[Dataset records]
>> begin

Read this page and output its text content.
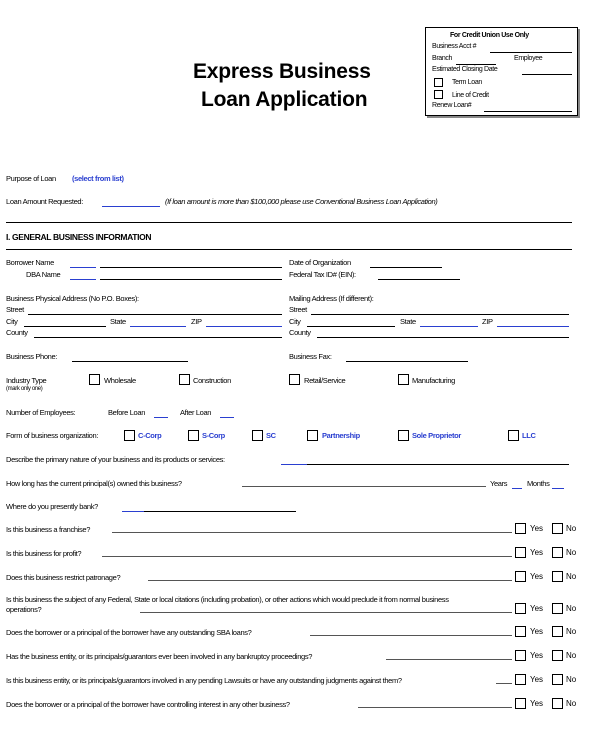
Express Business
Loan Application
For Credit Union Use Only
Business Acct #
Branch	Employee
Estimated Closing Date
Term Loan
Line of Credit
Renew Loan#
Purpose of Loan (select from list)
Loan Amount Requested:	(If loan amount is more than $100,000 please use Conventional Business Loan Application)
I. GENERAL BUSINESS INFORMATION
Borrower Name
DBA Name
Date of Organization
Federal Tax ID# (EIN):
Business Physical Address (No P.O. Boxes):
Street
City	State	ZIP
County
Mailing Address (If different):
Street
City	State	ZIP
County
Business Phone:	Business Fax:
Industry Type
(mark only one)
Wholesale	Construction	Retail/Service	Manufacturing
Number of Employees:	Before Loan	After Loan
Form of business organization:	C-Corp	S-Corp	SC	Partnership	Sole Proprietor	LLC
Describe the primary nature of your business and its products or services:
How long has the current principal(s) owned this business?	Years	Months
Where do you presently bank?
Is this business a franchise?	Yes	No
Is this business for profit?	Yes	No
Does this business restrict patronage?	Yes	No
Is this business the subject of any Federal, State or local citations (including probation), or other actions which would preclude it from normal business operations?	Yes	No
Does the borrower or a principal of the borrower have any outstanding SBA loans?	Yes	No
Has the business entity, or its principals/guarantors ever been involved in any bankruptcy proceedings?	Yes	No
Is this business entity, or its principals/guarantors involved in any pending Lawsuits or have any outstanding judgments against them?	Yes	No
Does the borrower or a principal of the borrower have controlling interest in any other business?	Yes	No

>> end
>> begin

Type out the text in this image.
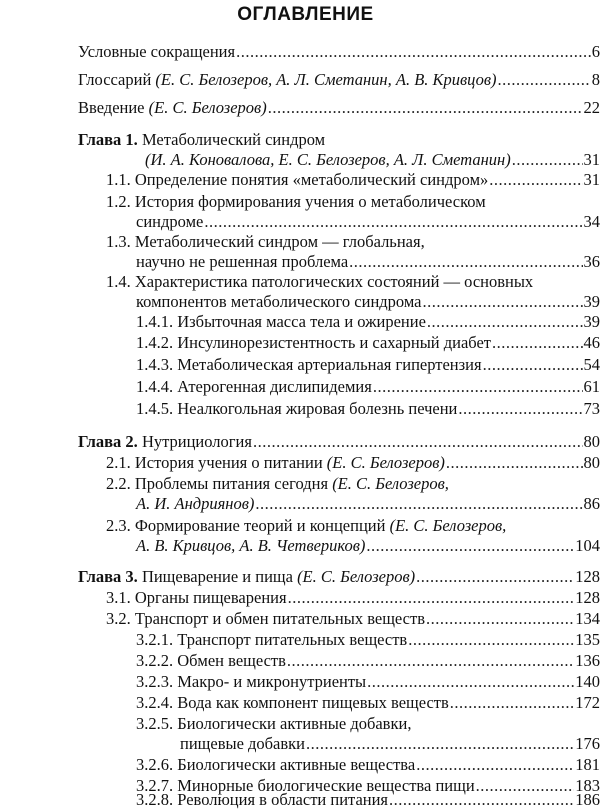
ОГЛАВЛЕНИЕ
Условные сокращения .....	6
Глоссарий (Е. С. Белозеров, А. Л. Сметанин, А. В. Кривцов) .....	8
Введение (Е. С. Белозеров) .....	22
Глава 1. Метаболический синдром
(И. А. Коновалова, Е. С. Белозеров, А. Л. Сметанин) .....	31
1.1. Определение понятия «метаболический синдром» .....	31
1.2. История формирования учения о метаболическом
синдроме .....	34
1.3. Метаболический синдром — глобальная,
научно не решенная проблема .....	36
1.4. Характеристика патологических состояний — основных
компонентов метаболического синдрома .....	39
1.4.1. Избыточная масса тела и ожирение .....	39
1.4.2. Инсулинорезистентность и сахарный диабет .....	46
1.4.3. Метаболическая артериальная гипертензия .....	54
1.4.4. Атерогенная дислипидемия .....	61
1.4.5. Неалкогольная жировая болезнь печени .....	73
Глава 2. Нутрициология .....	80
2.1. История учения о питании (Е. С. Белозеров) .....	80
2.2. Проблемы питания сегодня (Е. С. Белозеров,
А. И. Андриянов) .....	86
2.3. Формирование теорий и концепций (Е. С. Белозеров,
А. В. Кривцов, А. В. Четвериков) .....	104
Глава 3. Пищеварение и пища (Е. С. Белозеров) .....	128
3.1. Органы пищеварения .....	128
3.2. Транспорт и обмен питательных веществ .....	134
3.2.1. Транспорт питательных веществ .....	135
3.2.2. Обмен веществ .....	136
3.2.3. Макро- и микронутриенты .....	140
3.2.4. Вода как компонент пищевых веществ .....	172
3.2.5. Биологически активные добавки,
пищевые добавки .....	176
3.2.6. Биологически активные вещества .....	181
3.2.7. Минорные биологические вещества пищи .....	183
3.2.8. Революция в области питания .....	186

>> end

> _WHAT IS EXPECTED_
Determine how many lines in the records contain "Application", and reply with the number only.

> _TASK OUTPUT_
2